(DIRECTIONS)
Each line containing the word "Ammo" needs to be copied.

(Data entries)
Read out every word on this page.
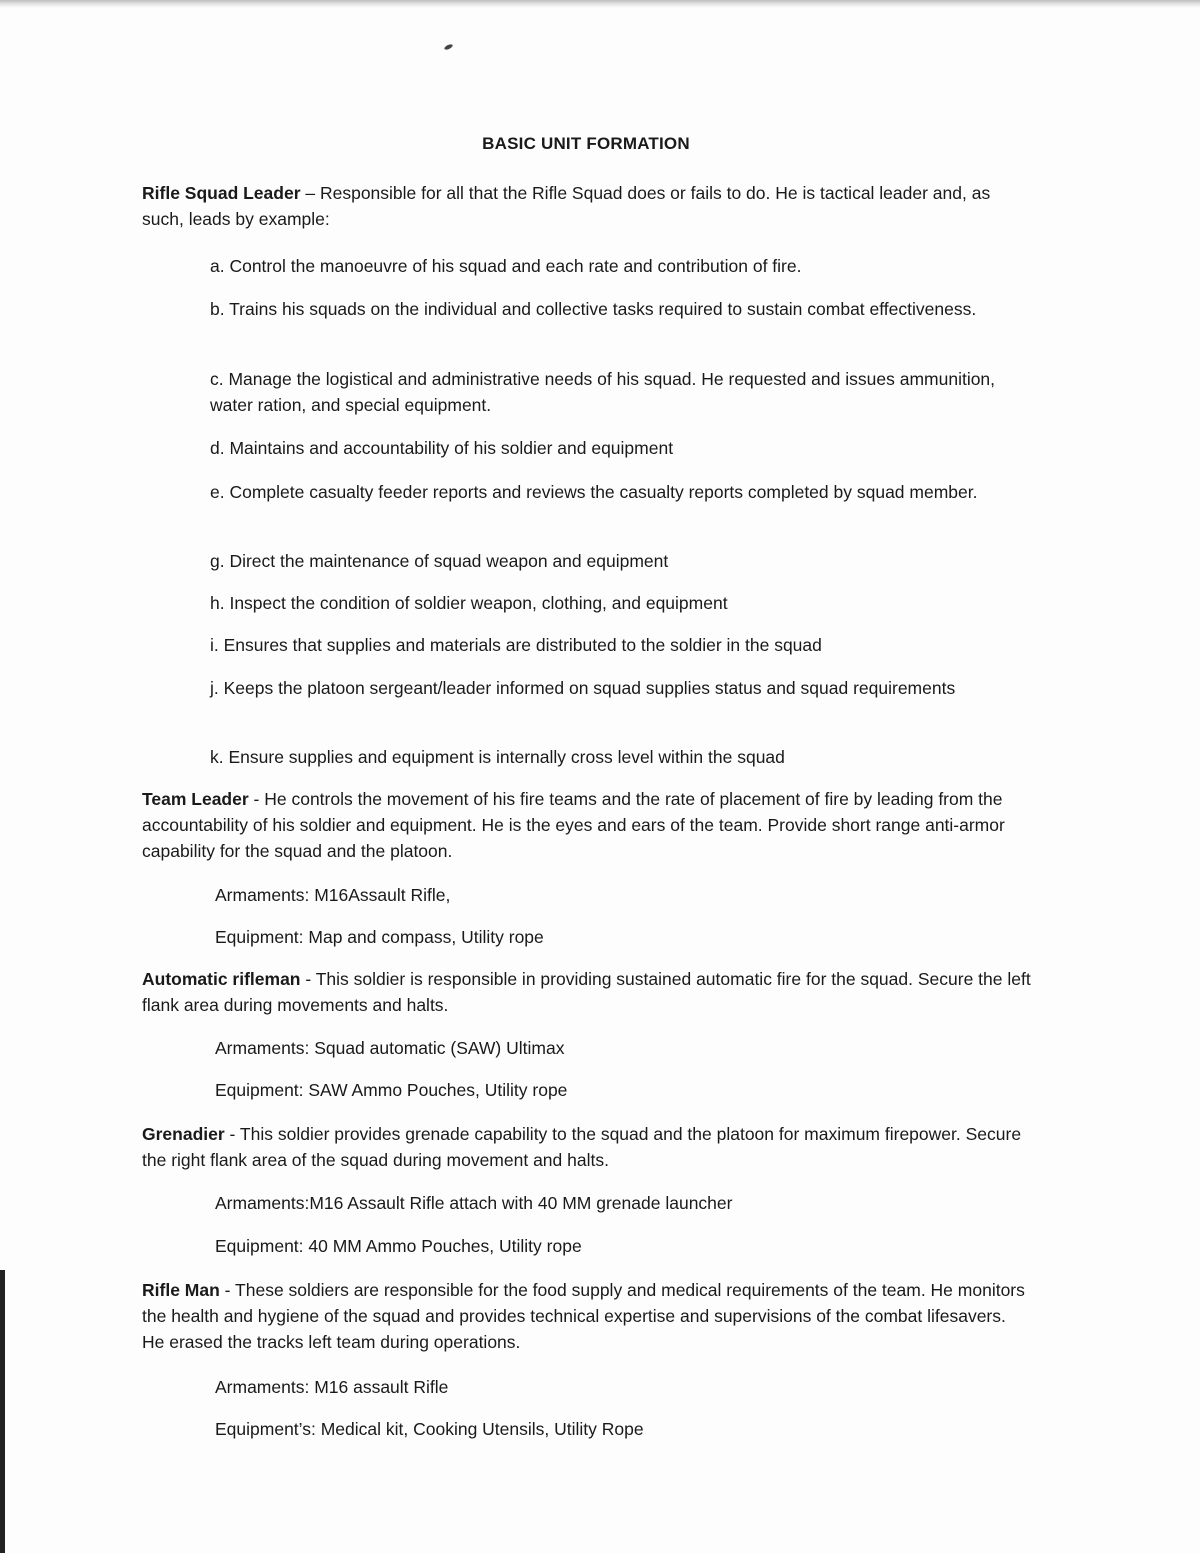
BASIC UNIT FORMATION
Rifle Squad Leader – Responsible for all that the Rifle Squad does or fails to do. He is tactical leader and, as such, leads by example:
a. Control the manoeuvre of his squad and each rate and contribution of fire.
b. Trains his squads on the individual and collective tasks required to sustain combat effectiveness.
c. Manage the logistical and administrative needs of his squad. He requested and issues ammunition, water ration, and special equipment.
d. Maintains and accountability of his soldier and equipment
e. Complete casualty feeder reports and reviews the casualty reports completed by squad member.
g. Direct the maintenance of squad weapon and equipment
h. Inspect the condition of soldier weapon, clothing, and equipment
i. Ensures that supplies and materials are distributed to the soldier in the squad
j. Keeps the platoon sergeant/leader informed on squad supplies status and squad requirements
k. Ensure supplies and equipment is internally cross level within the squad
Team Leader - He controls the movement of his fire teams and the rate of placement of fire by leading from the accountability of his soldier and equipment. He is the eyes and ears of the team. Provide short range anti-armor capability for the squad and the platoon.
Armaments: M16Assault Rifle,
Equipment: Map and compass, Utility rope
Automatic rifleman - This soldier is responsible in providing sustained automatic fire for the squad. Secure the left flank area during movements and halts.
Armaments: Squad automatic (SAW) Ultimax
Equipment: SAW Ammo Pouches, Utility rope
Grenadier - This soldier provides grenade capability to the squad and the platoon for maximum firepower. Secure the right flank area of the squad during movement and halts.
Armaments:M16 Assault Rifle attach with 40 MM grenade launcher
Equipment: 40 MM Ammo Pouches, Utility rope
Rifle Man - These soldiers are responsible for the food supply and medical requirements of the team. He monitors the health and hygiene of the squad and provides technical expertise and supervisions of the combat lifesavers. He erased the tracks left team during operations.
Armaments: M16 assault Rifle
Equipment’s: Medical kit, Cooking Utensils, Utility Rope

(FINISHED EXERCISE)
Equipment: SAW Ammo Pouches, Utility rope
Equipment: 40 MM Ammo Pouches, Utility rope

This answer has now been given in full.